[Exercise objective]
Copy every line of the following data that includes the string "промышленности".

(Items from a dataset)
[START]

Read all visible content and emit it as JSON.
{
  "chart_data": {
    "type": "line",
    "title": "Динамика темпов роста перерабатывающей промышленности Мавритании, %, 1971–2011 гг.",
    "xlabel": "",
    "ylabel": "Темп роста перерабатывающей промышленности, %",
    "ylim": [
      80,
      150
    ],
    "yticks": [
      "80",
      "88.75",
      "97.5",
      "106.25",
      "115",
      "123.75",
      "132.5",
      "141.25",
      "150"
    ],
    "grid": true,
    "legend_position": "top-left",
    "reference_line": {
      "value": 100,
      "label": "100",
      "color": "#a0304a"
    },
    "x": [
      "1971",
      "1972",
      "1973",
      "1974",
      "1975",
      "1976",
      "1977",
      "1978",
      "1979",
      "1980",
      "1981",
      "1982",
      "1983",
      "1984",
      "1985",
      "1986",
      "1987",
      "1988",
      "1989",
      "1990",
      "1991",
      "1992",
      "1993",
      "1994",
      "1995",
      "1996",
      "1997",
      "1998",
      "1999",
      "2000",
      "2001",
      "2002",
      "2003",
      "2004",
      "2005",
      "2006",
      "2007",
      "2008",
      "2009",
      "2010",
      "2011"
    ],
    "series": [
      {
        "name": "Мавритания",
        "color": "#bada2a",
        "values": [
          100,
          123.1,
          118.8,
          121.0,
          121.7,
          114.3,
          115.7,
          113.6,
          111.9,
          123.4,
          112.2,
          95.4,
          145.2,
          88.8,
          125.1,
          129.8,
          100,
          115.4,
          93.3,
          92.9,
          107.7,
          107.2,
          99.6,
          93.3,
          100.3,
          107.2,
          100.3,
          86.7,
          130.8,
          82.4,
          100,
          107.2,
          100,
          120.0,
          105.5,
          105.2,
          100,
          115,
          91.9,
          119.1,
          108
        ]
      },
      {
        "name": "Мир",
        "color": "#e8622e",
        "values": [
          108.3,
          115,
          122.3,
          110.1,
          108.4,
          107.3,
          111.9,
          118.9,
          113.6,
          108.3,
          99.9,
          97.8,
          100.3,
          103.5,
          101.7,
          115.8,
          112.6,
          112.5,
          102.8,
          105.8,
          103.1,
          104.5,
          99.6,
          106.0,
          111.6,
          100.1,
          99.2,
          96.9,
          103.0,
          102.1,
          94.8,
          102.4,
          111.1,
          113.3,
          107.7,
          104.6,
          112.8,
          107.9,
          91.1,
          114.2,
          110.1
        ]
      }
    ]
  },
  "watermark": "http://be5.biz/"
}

[END]

[Result]
    "title": "Динамика темпов роста перерабатывающей промышленности Мавритании, %, 1971–2011 гг.",
    "ylabel": "Темп роста перерабатывающей промышленности, %",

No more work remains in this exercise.